- _Problem_: Filter this material down to the lines that hold "förordningarna", copying each one.

- _Records excerpted from a collection_:

******

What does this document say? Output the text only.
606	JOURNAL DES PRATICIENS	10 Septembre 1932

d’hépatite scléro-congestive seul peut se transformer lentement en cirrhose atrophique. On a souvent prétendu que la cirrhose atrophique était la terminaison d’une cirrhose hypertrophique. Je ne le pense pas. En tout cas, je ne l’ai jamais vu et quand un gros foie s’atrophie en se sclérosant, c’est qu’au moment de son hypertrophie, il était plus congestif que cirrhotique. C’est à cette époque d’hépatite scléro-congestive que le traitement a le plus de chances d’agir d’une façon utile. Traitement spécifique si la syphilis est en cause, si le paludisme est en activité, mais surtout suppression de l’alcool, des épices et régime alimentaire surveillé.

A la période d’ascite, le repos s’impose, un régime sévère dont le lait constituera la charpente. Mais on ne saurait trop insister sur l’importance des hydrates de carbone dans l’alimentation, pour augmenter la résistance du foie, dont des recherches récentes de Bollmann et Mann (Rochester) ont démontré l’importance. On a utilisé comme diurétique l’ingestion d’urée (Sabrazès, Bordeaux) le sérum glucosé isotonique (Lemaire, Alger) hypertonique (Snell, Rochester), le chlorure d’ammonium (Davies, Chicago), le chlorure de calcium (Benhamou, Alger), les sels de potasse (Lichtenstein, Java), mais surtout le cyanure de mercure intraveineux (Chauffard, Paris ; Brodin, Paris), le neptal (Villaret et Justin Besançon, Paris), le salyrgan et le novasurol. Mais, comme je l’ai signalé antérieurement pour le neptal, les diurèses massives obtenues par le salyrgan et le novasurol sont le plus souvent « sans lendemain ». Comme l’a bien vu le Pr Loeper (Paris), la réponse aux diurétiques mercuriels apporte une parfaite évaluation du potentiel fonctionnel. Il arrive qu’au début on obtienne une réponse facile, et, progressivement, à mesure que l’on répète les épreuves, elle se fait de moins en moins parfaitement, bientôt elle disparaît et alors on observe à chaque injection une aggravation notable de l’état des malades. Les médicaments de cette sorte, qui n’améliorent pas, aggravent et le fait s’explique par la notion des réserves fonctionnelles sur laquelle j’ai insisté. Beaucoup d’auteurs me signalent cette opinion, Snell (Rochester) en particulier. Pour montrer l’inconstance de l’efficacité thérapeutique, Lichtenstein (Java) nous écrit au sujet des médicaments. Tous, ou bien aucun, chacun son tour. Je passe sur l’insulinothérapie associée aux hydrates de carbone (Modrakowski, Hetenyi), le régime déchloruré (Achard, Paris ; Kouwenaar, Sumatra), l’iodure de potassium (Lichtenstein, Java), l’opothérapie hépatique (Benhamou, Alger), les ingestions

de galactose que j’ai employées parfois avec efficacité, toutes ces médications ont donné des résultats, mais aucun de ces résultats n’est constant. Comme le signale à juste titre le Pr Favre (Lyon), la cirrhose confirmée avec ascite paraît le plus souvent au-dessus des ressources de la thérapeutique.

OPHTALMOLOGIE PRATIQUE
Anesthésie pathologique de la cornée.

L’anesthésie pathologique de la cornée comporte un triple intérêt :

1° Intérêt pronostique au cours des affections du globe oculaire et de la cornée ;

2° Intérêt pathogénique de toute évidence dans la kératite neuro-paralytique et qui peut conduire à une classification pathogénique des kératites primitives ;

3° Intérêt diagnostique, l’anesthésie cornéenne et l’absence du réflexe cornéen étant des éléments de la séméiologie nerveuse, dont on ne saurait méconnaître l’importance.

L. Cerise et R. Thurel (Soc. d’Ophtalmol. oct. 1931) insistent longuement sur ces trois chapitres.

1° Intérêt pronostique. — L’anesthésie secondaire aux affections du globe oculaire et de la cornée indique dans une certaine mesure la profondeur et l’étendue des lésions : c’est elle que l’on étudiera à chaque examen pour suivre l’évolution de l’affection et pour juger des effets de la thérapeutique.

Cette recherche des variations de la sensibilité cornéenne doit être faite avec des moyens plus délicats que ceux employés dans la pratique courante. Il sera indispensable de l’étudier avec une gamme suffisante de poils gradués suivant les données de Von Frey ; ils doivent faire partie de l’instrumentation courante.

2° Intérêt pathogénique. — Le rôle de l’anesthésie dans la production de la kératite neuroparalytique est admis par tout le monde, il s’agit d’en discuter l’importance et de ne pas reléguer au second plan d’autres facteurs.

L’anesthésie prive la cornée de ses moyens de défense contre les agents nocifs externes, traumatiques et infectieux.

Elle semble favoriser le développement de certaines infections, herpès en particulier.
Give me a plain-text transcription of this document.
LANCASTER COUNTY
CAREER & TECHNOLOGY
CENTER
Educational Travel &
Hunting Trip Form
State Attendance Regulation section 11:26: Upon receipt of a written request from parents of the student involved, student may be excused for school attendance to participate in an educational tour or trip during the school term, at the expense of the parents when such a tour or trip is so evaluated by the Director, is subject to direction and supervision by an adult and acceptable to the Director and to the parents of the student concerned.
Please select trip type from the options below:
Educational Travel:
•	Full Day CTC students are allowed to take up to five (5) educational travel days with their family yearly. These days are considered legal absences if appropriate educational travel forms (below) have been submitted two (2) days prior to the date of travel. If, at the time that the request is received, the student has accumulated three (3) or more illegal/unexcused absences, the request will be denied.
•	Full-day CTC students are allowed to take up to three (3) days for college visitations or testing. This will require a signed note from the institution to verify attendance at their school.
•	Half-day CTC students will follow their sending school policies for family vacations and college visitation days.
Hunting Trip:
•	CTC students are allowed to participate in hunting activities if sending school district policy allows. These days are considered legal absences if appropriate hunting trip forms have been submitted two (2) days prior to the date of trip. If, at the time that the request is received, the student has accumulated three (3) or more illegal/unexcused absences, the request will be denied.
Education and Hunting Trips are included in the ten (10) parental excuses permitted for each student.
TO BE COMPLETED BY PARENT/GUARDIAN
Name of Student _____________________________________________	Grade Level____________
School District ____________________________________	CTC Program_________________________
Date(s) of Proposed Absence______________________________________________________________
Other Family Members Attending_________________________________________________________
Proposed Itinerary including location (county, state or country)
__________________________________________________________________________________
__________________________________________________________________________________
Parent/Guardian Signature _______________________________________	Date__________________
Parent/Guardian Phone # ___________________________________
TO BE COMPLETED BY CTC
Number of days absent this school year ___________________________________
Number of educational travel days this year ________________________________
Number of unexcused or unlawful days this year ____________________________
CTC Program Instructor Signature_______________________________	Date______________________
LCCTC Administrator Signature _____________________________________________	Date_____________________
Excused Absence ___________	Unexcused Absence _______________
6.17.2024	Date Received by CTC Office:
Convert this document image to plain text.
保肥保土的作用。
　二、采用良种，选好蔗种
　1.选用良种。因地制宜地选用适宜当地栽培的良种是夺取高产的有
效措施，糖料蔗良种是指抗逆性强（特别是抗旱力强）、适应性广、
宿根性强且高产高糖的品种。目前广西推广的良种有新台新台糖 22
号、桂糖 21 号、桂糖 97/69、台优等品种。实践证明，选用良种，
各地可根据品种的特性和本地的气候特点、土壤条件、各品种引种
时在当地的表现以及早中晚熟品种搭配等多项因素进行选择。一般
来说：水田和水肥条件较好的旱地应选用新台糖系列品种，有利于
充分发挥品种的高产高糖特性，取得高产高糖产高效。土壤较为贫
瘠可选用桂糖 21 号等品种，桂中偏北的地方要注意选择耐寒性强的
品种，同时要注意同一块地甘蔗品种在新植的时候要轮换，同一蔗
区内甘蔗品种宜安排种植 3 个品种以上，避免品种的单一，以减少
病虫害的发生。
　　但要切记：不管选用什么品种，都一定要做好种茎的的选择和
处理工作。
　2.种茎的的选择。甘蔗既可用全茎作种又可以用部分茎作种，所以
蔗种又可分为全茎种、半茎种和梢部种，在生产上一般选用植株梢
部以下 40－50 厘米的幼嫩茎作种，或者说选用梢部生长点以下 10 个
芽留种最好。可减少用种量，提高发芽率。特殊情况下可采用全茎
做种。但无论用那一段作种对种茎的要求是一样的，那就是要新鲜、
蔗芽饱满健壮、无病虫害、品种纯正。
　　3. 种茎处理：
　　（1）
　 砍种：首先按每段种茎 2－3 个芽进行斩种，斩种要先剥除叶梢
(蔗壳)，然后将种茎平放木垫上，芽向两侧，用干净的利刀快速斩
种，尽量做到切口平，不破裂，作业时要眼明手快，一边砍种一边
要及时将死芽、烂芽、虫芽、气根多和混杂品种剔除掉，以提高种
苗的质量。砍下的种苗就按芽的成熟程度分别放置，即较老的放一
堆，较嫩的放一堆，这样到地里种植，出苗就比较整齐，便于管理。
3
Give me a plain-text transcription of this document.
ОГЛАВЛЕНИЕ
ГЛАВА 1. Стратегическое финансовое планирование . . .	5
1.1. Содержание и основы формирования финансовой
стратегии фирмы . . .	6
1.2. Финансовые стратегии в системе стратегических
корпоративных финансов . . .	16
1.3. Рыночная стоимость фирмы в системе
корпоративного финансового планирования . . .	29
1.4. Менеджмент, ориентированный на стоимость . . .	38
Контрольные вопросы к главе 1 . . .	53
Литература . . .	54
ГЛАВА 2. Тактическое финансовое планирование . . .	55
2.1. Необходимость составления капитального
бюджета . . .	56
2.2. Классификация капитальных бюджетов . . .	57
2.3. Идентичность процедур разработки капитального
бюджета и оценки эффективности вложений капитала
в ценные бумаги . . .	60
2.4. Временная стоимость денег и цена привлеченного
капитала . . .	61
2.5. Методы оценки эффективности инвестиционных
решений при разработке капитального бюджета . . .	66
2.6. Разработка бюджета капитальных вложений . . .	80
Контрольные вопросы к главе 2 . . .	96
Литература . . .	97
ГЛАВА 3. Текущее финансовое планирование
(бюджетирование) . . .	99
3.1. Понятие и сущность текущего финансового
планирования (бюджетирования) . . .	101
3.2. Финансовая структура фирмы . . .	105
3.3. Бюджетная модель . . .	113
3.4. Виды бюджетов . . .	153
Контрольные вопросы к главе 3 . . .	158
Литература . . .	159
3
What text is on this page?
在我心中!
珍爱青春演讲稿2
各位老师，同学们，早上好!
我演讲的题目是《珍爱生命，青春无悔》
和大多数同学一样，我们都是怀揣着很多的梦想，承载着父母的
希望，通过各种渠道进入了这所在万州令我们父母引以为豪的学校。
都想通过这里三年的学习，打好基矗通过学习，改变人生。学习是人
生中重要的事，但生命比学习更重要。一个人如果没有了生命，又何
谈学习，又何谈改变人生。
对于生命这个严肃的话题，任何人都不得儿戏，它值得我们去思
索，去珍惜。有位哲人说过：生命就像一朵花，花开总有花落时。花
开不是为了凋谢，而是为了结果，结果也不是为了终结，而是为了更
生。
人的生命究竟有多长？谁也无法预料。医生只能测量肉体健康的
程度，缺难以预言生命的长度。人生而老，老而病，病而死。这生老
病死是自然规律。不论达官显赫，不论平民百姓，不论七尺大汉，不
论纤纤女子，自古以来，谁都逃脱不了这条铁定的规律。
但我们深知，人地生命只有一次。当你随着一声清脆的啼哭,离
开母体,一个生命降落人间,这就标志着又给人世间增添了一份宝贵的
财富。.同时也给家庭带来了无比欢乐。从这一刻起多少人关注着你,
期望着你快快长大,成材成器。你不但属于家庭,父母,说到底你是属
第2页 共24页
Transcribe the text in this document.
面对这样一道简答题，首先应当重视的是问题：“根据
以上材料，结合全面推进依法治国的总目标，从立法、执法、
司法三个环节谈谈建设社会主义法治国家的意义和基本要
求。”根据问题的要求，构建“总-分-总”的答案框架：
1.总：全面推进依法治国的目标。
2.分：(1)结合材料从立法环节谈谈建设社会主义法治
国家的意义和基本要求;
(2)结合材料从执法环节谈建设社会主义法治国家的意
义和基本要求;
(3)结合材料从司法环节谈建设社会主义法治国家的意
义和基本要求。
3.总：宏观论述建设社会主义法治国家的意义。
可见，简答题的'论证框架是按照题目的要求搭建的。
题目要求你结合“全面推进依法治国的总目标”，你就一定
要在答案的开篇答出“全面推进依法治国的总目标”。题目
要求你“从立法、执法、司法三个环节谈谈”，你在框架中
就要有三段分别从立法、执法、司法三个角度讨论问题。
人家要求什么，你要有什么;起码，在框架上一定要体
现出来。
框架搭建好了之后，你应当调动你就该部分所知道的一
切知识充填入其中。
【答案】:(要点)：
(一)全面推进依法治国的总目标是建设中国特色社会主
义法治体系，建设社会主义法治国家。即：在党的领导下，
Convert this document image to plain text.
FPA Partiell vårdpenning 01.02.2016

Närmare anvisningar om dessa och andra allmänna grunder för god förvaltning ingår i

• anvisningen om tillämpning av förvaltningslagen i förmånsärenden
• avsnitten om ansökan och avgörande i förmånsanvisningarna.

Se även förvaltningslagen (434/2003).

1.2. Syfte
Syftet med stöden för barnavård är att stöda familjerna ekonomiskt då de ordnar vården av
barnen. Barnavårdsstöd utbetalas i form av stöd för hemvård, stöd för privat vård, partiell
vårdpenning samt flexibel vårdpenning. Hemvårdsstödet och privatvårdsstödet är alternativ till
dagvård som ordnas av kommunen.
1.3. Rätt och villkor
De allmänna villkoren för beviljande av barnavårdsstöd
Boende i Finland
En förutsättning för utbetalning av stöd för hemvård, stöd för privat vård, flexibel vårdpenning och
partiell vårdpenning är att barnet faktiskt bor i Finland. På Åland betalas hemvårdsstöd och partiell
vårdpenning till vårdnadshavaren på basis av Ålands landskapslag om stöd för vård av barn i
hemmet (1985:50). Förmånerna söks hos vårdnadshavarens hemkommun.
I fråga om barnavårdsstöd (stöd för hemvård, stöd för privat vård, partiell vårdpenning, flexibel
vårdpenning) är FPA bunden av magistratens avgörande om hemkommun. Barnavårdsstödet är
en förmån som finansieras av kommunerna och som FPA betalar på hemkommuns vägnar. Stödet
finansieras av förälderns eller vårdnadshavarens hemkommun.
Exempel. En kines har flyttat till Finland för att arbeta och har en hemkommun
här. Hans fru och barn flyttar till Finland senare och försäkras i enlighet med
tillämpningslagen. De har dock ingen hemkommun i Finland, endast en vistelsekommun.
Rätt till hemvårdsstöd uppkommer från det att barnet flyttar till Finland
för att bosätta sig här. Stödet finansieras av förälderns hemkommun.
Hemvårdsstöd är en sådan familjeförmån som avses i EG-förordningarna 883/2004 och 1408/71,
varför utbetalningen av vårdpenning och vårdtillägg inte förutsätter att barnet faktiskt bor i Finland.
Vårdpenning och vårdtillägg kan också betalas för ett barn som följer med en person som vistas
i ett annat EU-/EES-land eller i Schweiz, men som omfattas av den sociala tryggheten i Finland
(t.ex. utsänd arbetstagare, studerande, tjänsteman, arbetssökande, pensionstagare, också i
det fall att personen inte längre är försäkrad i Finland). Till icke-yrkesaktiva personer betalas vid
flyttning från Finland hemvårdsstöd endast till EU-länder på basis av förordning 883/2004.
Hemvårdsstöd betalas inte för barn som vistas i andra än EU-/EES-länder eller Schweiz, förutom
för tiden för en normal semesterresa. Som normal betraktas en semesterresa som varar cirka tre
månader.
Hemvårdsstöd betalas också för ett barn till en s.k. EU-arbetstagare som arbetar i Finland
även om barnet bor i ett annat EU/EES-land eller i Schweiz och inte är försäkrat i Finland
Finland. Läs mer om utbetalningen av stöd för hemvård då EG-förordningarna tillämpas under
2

******

- _Full output_:
Hemvårdsstöd är en sådan familjeförmån som avses i EG-förordningarna 883/2004 och 1408/71,
Finland. Läs mer om utbetalningen av stöd för hemvård då EG-förordningarna tillämpas under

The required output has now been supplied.